**Task to carry out**
From the listing below, extract each entry exactly as written, minus the images.

**Listed entries**

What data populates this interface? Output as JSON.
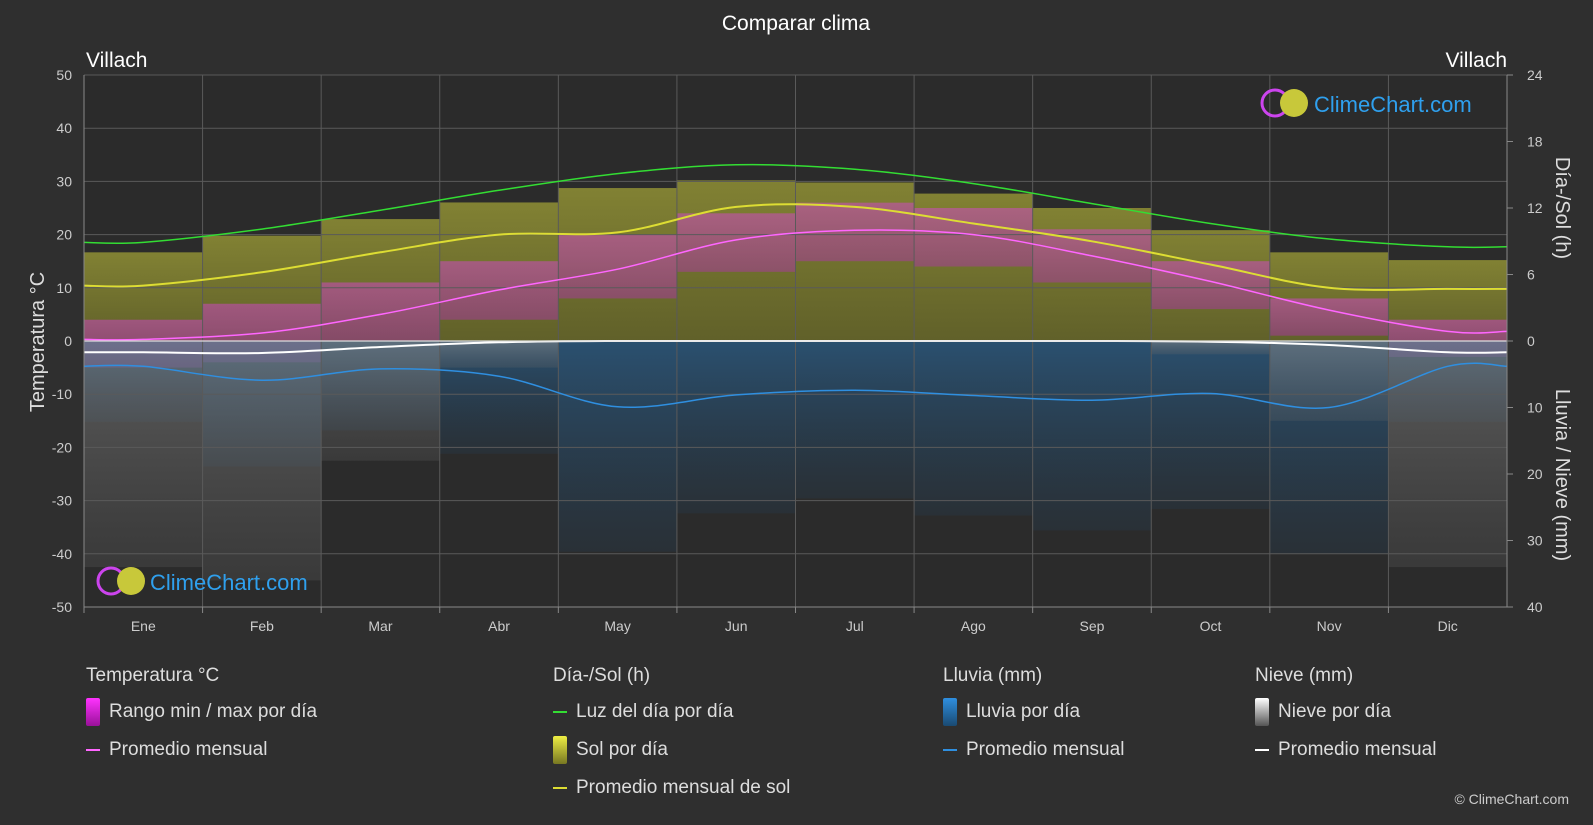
{
  "title": "Comparar clima",
  "city_left": "Villach",
  "city_right": "Villach",
  "brand": "ClimeChart.com",
  "copyright": "© ClimeChart.com",
  "chart_data": {
    "type": "area",
    "months": [
      "Ene",
      "Feb",
      "Mar",
      "Abr",
      "May",
      "Jun",
      "Jul",
      "Ago",
      "Sep",
      "Oct",
      "Nov",
      "Dic"
    ],
    "axes": {
      "left": {
        "label": "Temperatura °C",
        "ticks": [
          50,
          40,
          30,
          20,
          10,
          0,
          -10,
          -20,
          -30,
          -40,
          -50
        ],
        "range": [
          -50,
          50
        ]
      },
      "right_top": {
        "label": "Día-/Sol (h)",
        "ticks": [
          24,
          18,
          12,
          6,
          0
        ],
        "range": [
          0,
          24
        ]
      },
      "right_bottom": {
        "label": "Lluvia / Nieve (mm)",
        "ticks": [
          0,
          10,
          20,
          30,
          40
        ],
        "range": [
          0,
          40
        ]
      }
    },
    "series": [
      {
        "name": "Luz del día por día",
        "unit": "h",
        "color": "#33dd33",
        "values": [
          8.9,
          10.1,
          11.8,
          13.6,
          15.1,
          15.9,
          15.5,
          14.2,
          12.4,
          10.6,
          9.2,
          8.5
        ]
      },
      {
        "name": "Promedio mensual de sol",
        "unit": "h",
        "color": "#dddd33",
        "values": [
          5.0,
          6.2,
          8.0,
          9.6,
          9.8,
          12.1,
          12.1,
          10.6,
          9.0,
          6.9,
          4.8,
          4.7
        ]
      },
      {
        "name": "Promedio mensual",
        "group": "Temperatura °C",
        "unit": "°C",
        "color": "#ff66ff",
        "values": [
          0.3,
          1.5,
          5.0,
          9.6,
          13.5,
          19.0,
          20.8,
          20.0,
          16.0,
          11.2,
          5.8,
          1.8
        ]
      },
      {
        "name": "Promedio mensual",
        "group": "Lluvia (mm)",
        "unit": "mm",
        "color": "#2f8fe0",
        "values": [
          3.8,
          5.9,
          4.2,
          5.3,
          9.9,
          8.1,
          7.4,
          8.2,
          8.9,
          7.9,
          10.0,
          3.8
        ]
      },
      {
        "name": "Promedio mensual",
        "group": "Nieve (mm)",
        "unit": "mm",
        "color": "#ffffff",
        "values": [
          1.7,
          1.8,
          0.9,
          0.2,
          0.0,
          0.0,
          0.0,
          0.0,
          0.0,
          0.1,
          0.6,
          1.7
        ]
      }
    ],
    "temp_range_daily": {
      "name": "Rango min / max por día",
      "color": "#cc33cc",
      "min": [
        -5,
        -4,
        0,
        4,
        8,
        13,
        15,
        14,
        11,
        6,
        1,
        -3
      ],
      "max": [
        4,
        7,
        11,
        15,
        20,
        24,
        26,
        25,
        21,
        15,
        8,
        4
      ]
    },
    "sun_daily_max": [
      8.0,
      9.5,
      11.0,
      12.5,
      13.8,
      14.5,
      14.3,
      13.3,
      12.0,
      10.0,
      8.0,
      7.3
    ],
    "grid": true,
    "legend_placement": "bottom"
  },
  "legend": {
    "groups": [
      {
        "title": "Temperatura °C",
        "items": [
          {
            "label": "Rango min / max por día",
            "kind": "box",
            "color": "#dd22dd"
          },
          {
            "label": "Promedio mensual",
            "kind": "line",
            "color": "#ff66ff"
          }
        ]
      },
      {
        "title": "Día-/Sol (h)",
        "items": [
          {
            "label": "Luz del día por día",
            "kind": "line",
            "color": "#33dd33"
          },
          {
            "label": "Sol por día",
            "kind": "box",
            "color": "#cccc33"
          },
          {
            "label": "Promedio mensual de sol",
            "kind": "line",
            "color": "#dddd33"
          }
        ]
      },
      {
        "title": "Lluvia (mm)",
        "items": [
          {
            "label": "Lluvia por día",
            "kind": "box",
            "color": "#2f8fe0"
          },
          {
            "label": "Promedio mensual",
            "kind": "line",
            "color": "#2f8fe0"
          }
        ]
      },
      {
        "title": "Nieve (mm)",
        "items": [
          {
            "label": "Nieve por día",
            "kind": "box",
            "color": "#dddddd"
          },
          {
            "label": "Promedio mensual",
            "kind": "line",
            "color": "#ffffff"
          }
        ]
      }
    ]
  }
}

**Problem solution**
What data populates this interface? Output as JSON.
{
  "title": "Comparar clima",
  "city_left": "Villach",
  "city_right": "Villach",
  "brand": "ClimeChart.com",
  "copyright": "© ClimeChart.com",
  "chart_data": {
    "type": "area",
    "months": [
      "Ene",
      "Feb",
      "Mar",
      "Abr",
      "May",
      "Jun",
      "Jul",
      "Ago",
      "Sep",
      "Oct",
      "Nov",
      "Dic"
    ],
    "axes": {
      "left": {
        "label": "Temperatura °C",
        "ticks": [
          50,
          40,
          30,
          20,
          10,
          0,
          -10,
          -20,
          -30,
          -40,
          -50
        ],
        "range": [
          -50,
          50
        ]
      },
      "right_top": {
        "label": "Día-/Sol (h)",
        "ticks": [
          24,
          18,
          12,
          6,
          0
        ],
        "range": [
          0,
          24
        ]
      },
      "right_bottom": {
        "label": "Lluvia / Nieve (mm)",
        "ticks": [
          0,
          10,
          20,
          30,
          40
        ],
        "range": [
          0,
          40
        ]
      }
    },
    "series": [
      {
        "name": "Luz del día por día",
        "unit": "h",
        "color": "#33dd33",
        "values": [
          8.9,
          10.1,
          11.8,
          13.6,
          15.1,
          15.9,
          15.5,
          14.2,
          12.4,
          10.6,
          9.2,
          8.5
        ]
      },
      {
        "name": "Promedio mensual de sol",
        "unit": "h",
        "color": "#dddd33",
        "values": [
          5.0,
          6.2,
          8.0,
          9.6,
          9.8,
          12.1,
          12.1,
          10.6,
          9.0,
          6.9,
          4.8,
          4.7
        ]
      },
      {
        "name": "Promedio mensual",
        "group": "Temperatura °C",
        "unit": "°C",
        "color": "#ff66ff",
        "values": [
          0.3,
          1.5,
          5.0,
          9.6,
          13.5,
          19.0,
          20.8,
          20.0,
          16.0,
          11.2,
          5.8,
          1.8
        ]
      },
      {
        "name": "Promedio mensual",
        "group": "Lluvia (mm)",
        "unit": "mm",
        "color": "#2f8fe0",
        "values": [
          3.8,
          5.9,
          4.2,
          5.3,
          9.9,
          8.1,
          7.4,
          8.2,
          8.9,
          7.9,
          10.0,
          3.8
        ]
      },
      {
        "name": "Promedio mensual",
        "group": "Nieve (mm)",
        "unit": "mm",
        "color": "#ffffff",
        "values": [
          1.7,
          1.8,
          0.9,
          0.2,
          0.0,
          0.0,
          0.0,
          0.0,
          0.0,
          0.1,
          0.6,
          1.7
        ]
      }
    ],
    "temp_range_daily": {
      "name": "Rango min / max por día",
      "color": "#cc33cc",
      "min": [
        -5,
        -4,
        0,
        4,
        8,
        13,
        15,
        14,
        11,
        6,
        1,
        -3
      ],
      "max": [
        4,
        7,
        11,
        15,
        20,
        24,
        26,
        25,
        21,
        15,
        8,
        4
      ]
    },
    "sun_daily_max": [
      8.0,
      9.5,
      11.0,
      12.5,
      13.8,
      14.5,
      14.3,
      13.3,
      12.0,
      10.0,
      8.0,
      7.3
    ],
    "grid": true,
    "legend_placement": "bottom"
  },
  "legend": {
    "groups": [
      {
        "title": "Temperatura °C",
        "items": [
          {
            "label": "Rango min / max por día",
            "kind": "box",
            "color": "#dd22dd"
          },
          {
            "label": "Promedio mensual",
            "kind": "line",
            "color": "#ff66ff"
          }
        ]
      },
      {
        "title": "Día-/Sol (h)",
        "items": [
          {
            "label": "Luz del día por día",
            "kind": "line",
            "color": "#33dd33"
          },
          {
            "label": "Sol por día",
            "kind": "box",
            "color": "#cccc33"
          },
          {
            "label": "Promedio mensual de sol",
            "kind": "line",
            "color": "#dddd33"
          }
        ]
      },
      {
        "title": "Lluvia (mm)",
        "items": [
          {
            "label": "Lluvia por día",
            "kind": "box",
            "color": "#2f8fe0"
          },
          {
            "label": "Promedio mensual",
            "kind": "line",
            "color": "#2f8fe0"
          }
        ]
      },
      {
        "title": "Nieve (mm)",
        "items": [
          {
            "label": "Nieve por día",
            "kind": "box",
            "color": "#dddddd"
          },
          {
            "label": "Promedio mensual",
            "kind": "line",
            "color": "#ffffff"
          }
        ]
      }
    ]
  }
}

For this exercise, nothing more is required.